Selected extract:
========

Reliability Centered Maintenance Simplified

Reliability Centered Maintenance Simplified

 Reliability Centered Maintenance Simplified

 
An RCM (Reliability Centered Maintenance)  process systematically identifies all of the asset’s functions and functional failures, and identifies all of its reasonably likely failure/causes. It then proceeds to identify the effects of these likely failure modes and to identify in what way those effects matter. Once it has gathered this information, the RCM process then selects the most appropriate asset management policy.  
RCM considers all asset management options: on-condition task, scheduled restoration task, scheduled discard task, failure-finding task, and one-time change (to hardware design, operating procedures, personnel training, or other aspects of the asset outside the strict world of maintenance). This consideration is unlike other maintenance development processes.

Seven Questions Address by RCM

Fundamentally, the RCM process seeks to answer the following seven questions in sequential order:
1-Functions 
What are the functions and associated desired standards of performance of the asset in its present operating context (functions)? The specific criteria that the process must satisfy are: 
  • The operating context of the asset shall be defined.

========

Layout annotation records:
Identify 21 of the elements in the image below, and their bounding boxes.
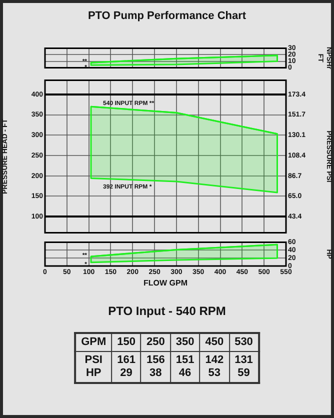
text: GPM	[75, 333, 112, 352]
legend-label: PSI	[84, 354, 102, 366]
data-label: 131	[234, 354, 253, 366]
category-label: 530	[229, 333, 259, 352]
category-label: 350	[170, 333, 200, 352]
data-label: 161	[117, 354, 136, 366]
data-label: 46	[178, 367, 192, 379]
data-label: 142	[205, 354, 224, 366]
data-label: 151	[176, 354, 194, 366]
data-label: 29	[120, 367, 132, 379]
category-label: 150	[112, 333, 141, 352]
data-label: 156	[146, 354, 165, 366]
chart-title: PTO Pump Performance Chart	[86, 10, 248, 22]
text: HP	[86, 367, 102, 379]
category-label: 250	[140, 333, 170, 352]
category-label: 450	[200, 333, 230, 352]
x-axis-title: FLOW GPM	[144, 278, 188, 288]
data-label: 53	[208, 367, 221, 379]
data-label: 59	[238, 367, 250, 379]
text: PTO Input - 540 RPM	[107, 304, 227, 318]
data-label: 38	[150, 367, 162, 379]
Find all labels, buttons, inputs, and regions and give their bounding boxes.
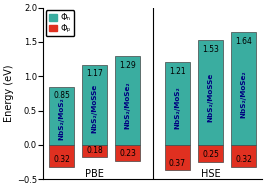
Bar (82, 65, 107, 145)
Text: NbS₂/MoSSe: NbS₂/MoSSe (207, 73, 214, 122)
Bar (165, 62, 190, 145)
Text: 1.21: 1.21 (169, 67, 186, 76)
Text: 0.18: 0.18 (86, 146, 103, 155)
Text: PBE: PBE (85, 169, 104, 179)
Text: NbS₂/MoSe₂: NbS₂/MoSe₂ (241, 70, 247, 118)
Text: NbS₂/MoS₂: NbS₂/MoS₂ (174, 86, 180, 129)
Text: 1.53: 1.53 (202, 45, 219, 54)
Bar (165, 145, 190, 170)
Text: 1.64: 1.64 (235, 37, 252, 46)
Bar (49, 87, 74, 145)
Text: 0.32: 0.32 (53, 155, 70, 164)
Bar (231, 145, 256, 167)
Y-axis label: Energy (eV): Energy (eV) (4, 65, 14, 122)
Text: 0.37: 0.37 (169, 159, 186, 168)
Text: 0.23: 0.23 (119, 149, 136, 158)
Text: 0.25: 0.25 (202, 150, 219, 159)
Bar (49, 145, 74, 167)
Text: 1.17: 1.17 (86, 70, 103, 78)
Bar (198, 145, 223, 162)
Text: NbS₂/MoSSe: NbS₂/MoSSe (92, 84, 98, 133)
Bar (82, 145, 107, 157)
Bar (231, 32, 256, 145)
Text: 1.29: 1.29 (119, 61, 136, 70)
Text: HSE: HSE (201, 169, 220, 179)
Bar (198, 40, 223, 145)
Text: 0.85: 0.85 (53, 91, 70, 100)
Text: 0.32: 0.32 (235, 155, 252, 164)
Legend: Φₙ, Φₚ: Φₙ, Φₚ (46, 10, 74, 36)
Bar (115, 145, 140, 161)
Bar (115, 57, 140, 145)
Text: NbS₂/MoSe₂: NbS₂/MoSe₂ (125, 81, 131, 129)
Text: NbS₂/MoS₂: NbS₂/MoS₂ (59, 97, 65, 140)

========

Determine whether each statement below agrees with the reliability centered maintenance text, answering yes or no and quoting the deciding words from it: 1. RCM counts a scheduled discard task among its asset management options. 2. The RCM process may answer its seven questions in any order. 3. RCM selects the asset management policy before it identifies the effects of likely failure modes.

1. Yes: "RCM considers all asset management options: on-condition task, scheduled restoration task, scheduled discard task, failure-finding task, and one-time change"
2. No: "the RCM process seeks to answer the following seven questions in sequential order"
3. No: "Once it has gathered this information, the RCM process then selects the most appropriate asset management policy."